■ What you will do
Please pick up the article on savings accounts that keep up with inflation and carry it on from its final sentence.
Given passage START
198 savings accounts now keep up with inflation

Updated: 
cashInflation fell again this week. This is great news for savers as it means that more accounts now offer an inflation-matching return at the very least.

It's been a tough few years for savers.

The Bank of England's base rate has been held at an astonishingly low level for three years now, while prices have risen at a relatively fast rate. In other words, inflation has been very high when compared to interest rates.

As a result, it's been hard for savers to find accounts that keep up with inflation let alone beat it.

Good news
So I was very pleased to see this week's news that the Consumer Prices Index measure of inflation had fallen to 2.5% in August, down from 2.6% in July, and 5.2% last September.

That means that a basic rate taxpayer only needs to find an account paying 3.12% to keep up with inflation. Once you've paid 20% income tax on 3.12% interest, you'll end up with a 2.5% return.


Of course, if you go for a Cash ISA, you won't have to pay any income tax, so an ISA paying 2.5% will do the business for you.

The really good news is that there are now 198 savings accounts that enable basic rate taxpayers to keep up with inflation even after they've paid income tax, according to Moneyfacts.

The top accounts
So let's take a look at the best of those accounts.

Sadly even after the fall in inflation, there are no instant access savings accounts that match inflation after tax, so I'll start with some one-year fixed rate bonds.

If you're prepared to lock your money away for a year, you could get a 3.35% return if you put your cash in the BLME 1 year Premier Deposit account. That's assuming you have a spare £25,000 to put in a savings account, as that's the minimum balance for the account.

If you don't have that kind of money, the Post Office Growth Bond (Issue 18) has a much lower minimum balance at £500 and will pay you 3.25% for a one-year bond.

As ever with savings accounts, you'll get a better return if you're willing to lock your money away for two years. Once again, the top-paying bond comes from BLME, but you can also get a great 3.5% rate from United Bank. This account has a £2,000 minimum balance.

Top one- and two-year bonds

Provider

Notice/term

AER/Gross

Minimum deposit

Notes

BLME 2 year Premier Deposit

Two years

3.75% (Anticipated profit rate)

£25,000

Sharia compliant, hence 'anticipated profits' not interest

Post Office Growth Bond Issue 18

Two years

3.51%

£500

United Bank 2 Year Fixed Deposit

Two years

3.5%

£2000

State Bank of India Hi Return Fixed Deposit

Two years

3.5%

£1000

BLME 1 year Premier Deposit

One year

3.35%

£25,000

Sharia compliant

State Bank of India 1 Year Fixed Deposit Offer

One year

3.33%

£10,000

Post Office Growth Bond Issue 18

One year

3.25%

£500

Tesco Fixed Rate Saver

One year

3.2%

£2000


When it comes to longer periods, you can get 4.6% on a five-year bond from BLME, while State Bank of India will pay 4.5% for a five-year bond. The great thing about these rates is that they will give you an inflation-beating return even if you're a 40% taxpayer.

For 40% taxpayers, the crucial figure is 4.2% interest. Any 40% taxpayer who is receiving interest above 4.2% is beating inflation.
Given passage END
Data for review START
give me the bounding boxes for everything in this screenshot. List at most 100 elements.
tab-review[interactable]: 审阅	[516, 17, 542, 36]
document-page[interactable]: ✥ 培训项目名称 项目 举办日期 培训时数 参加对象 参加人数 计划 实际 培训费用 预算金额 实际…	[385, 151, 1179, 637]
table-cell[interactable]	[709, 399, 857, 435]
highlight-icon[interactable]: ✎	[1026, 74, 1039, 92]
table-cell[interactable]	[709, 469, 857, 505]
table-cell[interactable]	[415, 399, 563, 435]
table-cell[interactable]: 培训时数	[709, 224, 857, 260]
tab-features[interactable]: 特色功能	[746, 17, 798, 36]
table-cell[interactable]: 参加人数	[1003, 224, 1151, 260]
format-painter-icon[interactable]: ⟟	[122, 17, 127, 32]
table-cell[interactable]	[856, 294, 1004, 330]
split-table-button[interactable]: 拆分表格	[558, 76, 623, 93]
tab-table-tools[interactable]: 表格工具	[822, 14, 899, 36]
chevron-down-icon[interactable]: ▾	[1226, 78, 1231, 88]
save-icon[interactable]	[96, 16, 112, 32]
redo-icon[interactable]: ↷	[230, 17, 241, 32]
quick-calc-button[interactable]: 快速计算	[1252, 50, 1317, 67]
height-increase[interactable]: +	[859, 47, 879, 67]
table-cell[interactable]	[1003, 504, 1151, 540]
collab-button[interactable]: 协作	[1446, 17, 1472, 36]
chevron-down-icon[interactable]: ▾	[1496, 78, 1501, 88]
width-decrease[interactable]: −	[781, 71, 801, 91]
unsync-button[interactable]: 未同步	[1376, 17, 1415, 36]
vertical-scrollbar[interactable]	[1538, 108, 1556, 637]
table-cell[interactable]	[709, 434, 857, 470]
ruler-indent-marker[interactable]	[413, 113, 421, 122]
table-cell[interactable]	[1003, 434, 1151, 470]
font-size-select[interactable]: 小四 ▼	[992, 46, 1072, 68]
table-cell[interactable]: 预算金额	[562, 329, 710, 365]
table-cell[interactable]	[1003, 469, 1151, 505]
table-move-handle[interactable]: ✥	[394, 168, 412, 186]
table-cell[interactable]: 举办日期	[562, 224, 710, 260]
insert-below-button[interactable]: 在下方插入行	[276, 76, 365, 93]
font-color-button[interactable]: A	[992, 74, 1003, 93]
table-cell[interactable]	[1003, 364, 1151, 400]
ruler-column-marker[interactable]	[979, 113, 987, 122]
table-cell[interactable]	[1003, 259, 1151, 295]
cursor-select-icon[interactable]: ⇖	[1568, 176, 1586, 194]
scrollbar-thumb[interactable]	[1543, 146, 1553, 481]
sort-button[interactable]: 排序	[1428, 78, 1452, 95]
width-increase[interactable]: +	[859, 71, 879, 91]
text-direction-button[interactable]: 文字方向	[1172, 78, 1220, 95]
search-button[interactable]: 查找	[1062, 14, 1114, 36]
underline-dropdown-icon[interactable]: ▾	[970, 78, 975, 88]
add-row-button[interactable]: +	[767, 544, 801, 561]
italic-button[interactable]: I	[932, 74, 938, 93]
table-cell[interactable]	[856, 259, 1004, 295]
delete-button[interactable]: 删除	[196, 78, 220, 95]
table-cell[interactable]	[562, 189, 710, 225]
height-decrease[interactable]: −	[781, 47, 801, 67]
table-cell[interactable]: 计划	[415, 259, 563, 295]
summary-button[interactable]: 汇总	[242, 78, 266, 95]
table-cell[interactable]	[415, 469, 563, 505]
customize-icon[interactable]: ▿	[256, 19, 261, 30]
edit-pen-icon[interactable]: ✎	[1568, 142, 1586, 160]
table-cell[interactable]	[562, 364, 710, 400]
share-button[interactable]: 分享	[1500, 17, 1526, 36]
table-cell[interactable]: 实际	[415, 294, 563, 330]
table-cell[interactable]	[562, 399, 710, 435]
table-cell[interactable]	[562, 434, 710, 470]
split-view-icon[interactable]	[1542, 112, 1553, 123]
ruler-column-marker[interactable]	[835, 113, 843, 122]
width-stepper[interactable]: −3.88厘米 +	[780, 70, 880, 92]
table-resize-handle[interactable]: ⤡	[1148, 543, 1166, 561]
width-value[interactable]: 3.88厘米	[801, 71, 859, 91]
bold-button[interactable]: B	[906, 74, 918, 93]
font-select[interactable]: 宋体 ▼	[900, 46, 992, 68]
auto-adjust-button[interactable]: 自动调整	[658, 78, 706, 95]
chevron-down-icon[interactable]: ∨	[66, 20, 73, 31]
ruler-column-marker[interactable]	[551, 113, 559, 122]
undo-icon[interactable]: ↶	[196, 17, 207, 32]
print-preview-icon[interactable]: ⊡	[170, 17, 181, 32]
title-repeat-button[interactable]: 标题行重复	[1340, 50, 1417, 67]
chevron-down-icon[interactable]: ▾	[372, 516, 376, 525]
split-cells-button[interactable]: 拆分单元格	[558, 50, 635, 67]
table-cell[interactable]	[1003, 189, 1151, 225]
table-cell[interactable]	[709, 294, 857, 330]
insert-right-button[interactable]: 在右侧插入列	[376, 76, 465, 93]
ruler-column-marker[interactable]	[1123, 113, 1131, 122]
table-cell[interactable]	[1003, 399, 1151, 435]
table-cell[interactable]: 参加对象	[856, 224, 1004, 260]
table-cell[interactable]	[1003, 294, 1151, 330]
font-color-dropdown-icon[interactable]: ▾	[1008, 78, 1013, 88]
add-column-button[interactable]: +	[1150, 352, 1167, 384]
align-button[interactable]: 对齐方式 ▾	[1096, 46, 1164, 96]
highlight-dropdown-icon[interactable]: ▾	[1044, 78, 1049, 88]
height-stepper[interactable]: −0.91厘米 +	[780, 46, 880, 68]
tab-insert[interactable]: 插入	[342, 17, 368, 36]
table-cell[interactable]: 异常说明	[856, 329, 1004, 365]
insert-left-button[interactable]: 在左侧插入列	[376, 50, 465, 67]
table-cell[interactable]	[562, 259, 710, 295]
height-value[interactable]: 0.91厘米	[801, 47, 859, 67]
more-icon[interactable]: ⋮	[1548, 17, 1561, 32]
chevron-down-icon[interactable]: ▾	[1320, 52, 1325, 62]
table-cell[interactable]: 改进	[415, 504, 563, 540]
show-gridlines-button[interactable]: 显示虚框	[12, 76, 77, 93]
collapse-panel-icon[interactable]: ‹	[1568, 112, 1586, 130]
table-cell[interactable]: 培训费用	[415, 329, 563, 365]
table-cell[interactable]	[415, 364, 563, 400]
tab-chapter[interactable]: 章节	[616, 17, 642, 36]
Data for review END
■ Answer for this exercise
At three years, I suspect the Co-operative Bank Fixed Term Deposit account will be popular with lovemoney.com readers as it offers a nice combination of a trusted high-street brand and a decent 3.62% return.

Top three-, four- and five-year bonds

Provider

Notice/term

AER/Gross

Minimum deposit

Notes

BLME 5 year Premier Deposit

Five years

4.6%

£25,000

Sharia compliant

State Bank of India Hi Return Fixed Deposit

Five years

4.5%

£1000

BLME 4 year Premier Deposit

Four years

4.2%

£25,000

Sharia compliant

Julian Hodge Bank Capital Millennium Bond

Five years

4%

£1000

BLME 3 year Premier Deposit

Three years

4%

£25,000

State Bank of India Hi Return Fixed Deposit

Three years

3.85%

£1000

Britannia 3 year Fixed Rate Bond Issue 47

Three years

3.62%

£1000

Co-operative Bank Fixed Term Deposit

Three years

3.62%

£1000

Post Office Growth Bond Issue 18

Three years

3.61%

£500

United 3 Year Fixed Deposit

Three years

3.6%

£2000

Social savings
Another option is to lend your money via a peer-to-peer website such as RateSetter or Zopa. You may be able to get a return as high as 7.6% from these sites.

Cash ISAs
And then there's tax-free Cash ISAs.

The Halifax ISA Saver five-year bond is the highest-paying ISA with a 5% interest rate. Of course, you'll have to lock away your money for five years, but you'll get the satisfaction of knowing you're getting a return that is double the current rate of inflation, and you won't have to pay any tax!

Provider & Account

Notice/Term

AER/Gross

Minimum deposit

Notes

Halifax ISA Saver Fixed 5 year bond

Five years

5%

£500

Halifax ISA Saver Fixed 3 year bond

Three years

3.75%

£500

Santander 2 Year Fixed Rate ISA

Two years

3.3%

£500

Kent Reliance 2 year Tracker ISA Issue 3

Two years

3.3%

£1000

Britannia Fixed Rate Cash ISA

Two years

3.3%

£5640

Post Office Fixed Rate Cash ISA Issue 8

Two years

3.25%

£500

Halifax ISA Saver Fixed

Two years

3.25%

£500

Metro Bank 1 Year Fixed Rate Cash ISA

One year

3.25%

£1

So the good news is your savings can beat inflation if you're prepared to lock away your money for at least a year.

Let's just hope that inflation doesn't start rising again! Then savers will be really fed up.....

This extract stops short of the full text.